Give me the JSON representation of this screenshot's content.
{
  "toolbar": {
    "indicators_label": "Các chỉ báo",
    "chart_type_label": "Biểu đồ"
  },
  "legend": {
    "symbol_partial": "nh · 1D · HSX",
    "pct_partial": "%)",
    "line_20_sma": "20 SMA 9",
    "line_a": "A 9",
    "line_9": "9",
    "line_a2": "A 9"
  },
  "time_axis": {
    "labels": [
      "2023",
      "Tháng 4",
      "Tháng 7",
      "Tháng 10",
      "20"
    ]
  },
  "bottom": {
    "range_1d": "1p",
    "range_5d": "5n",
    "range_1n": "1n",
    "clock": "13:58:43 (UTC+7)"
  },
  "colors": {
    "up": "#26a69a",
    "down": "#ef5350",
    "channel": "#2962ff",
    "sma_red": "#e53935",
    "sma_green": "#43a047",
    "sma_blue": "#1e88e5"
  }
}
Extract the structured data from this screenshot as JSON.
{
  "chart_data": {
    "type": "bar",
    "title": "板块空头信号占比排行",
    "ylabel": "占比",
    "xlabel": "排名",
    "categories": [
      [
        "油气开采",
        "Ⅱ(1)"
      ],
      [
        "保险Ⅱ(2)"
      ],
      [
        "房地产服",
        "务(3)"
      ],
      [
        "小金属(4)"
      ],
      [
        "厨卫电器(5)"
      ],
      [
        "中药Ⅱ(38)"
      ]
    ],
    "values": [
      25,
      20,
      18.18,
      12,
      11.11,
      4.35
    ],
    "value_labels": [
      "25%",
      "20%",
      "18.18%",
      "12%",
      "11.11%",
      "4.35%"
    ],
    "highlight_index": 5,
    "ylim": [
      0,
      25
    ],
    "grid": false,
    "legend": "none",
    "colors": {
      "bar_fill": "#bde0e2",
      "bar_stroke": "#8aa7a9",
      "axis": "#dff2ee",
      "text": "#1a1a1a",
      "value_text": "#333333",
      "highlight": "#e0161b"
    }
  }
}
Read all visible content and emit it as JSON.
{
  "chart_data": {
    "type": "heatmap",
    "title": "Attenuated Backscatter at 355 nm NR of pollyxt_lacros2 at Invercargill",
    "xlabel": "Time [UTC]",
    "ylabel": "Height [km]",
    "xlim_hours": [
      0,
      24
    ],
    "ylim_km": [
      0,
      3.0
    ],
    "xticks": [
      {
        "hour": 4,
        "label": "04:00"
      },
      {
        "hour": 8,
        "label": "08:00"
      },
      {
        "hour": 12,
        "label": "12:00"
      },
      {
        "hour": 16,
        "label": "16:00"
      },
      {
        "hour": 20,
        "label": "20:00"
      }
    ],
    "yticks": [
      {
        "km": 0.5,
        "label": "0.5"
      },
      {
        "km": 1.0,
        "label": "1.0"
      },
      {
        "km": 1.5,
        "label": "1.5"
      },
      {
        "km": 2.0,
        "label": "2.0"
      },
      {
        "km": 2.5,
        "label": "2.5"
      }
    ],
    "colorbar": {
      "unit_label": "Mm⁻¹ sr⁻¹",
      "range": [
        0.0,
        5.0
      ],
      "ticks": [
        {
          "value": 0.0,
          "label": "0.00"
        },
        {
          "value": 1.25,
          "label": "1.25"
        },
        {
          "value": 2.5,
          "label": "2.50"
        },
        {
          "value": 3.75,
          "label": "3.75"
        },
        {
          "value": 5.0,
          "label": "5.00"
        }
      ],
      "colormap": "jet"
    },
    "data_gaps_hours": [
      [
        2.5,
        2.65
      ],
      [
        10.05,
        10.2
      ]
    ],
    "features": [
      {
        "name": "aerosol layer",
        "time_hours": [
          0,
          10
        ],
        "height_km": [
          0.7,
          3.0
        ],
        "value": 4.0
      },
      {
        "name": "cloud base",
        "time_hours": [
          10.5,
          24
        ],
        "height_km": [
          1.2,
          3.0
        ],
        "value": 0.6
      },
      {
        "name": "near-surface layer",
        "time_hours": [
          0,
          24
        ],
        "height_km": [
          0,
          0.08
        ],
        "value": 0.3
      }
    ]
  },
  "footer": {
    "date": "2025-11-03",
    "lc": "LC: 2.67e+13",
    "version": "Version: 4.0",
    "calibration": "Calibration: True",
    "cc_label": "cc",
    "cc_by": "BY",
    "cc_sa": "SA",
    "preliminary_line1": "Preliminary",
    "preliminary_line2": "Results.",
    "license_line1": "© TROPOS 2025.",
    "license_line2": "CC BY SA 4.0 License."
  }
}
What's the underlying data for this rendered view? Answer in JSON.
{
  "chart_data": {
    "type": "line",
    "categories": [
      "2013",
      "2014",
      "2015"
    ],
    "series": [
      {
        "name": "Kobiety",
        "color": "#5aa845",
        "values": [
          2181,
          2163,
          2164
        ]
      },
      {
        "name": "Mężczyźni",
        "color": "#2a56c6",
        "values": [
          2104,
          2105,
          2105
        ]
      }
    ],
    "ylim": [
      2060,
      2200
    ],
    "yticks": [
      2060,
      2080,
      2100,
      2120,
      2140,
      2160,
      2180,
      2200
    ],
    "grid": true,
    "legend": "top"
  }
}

====

Determine the number of lines containing "screenshot". Write only that number.

2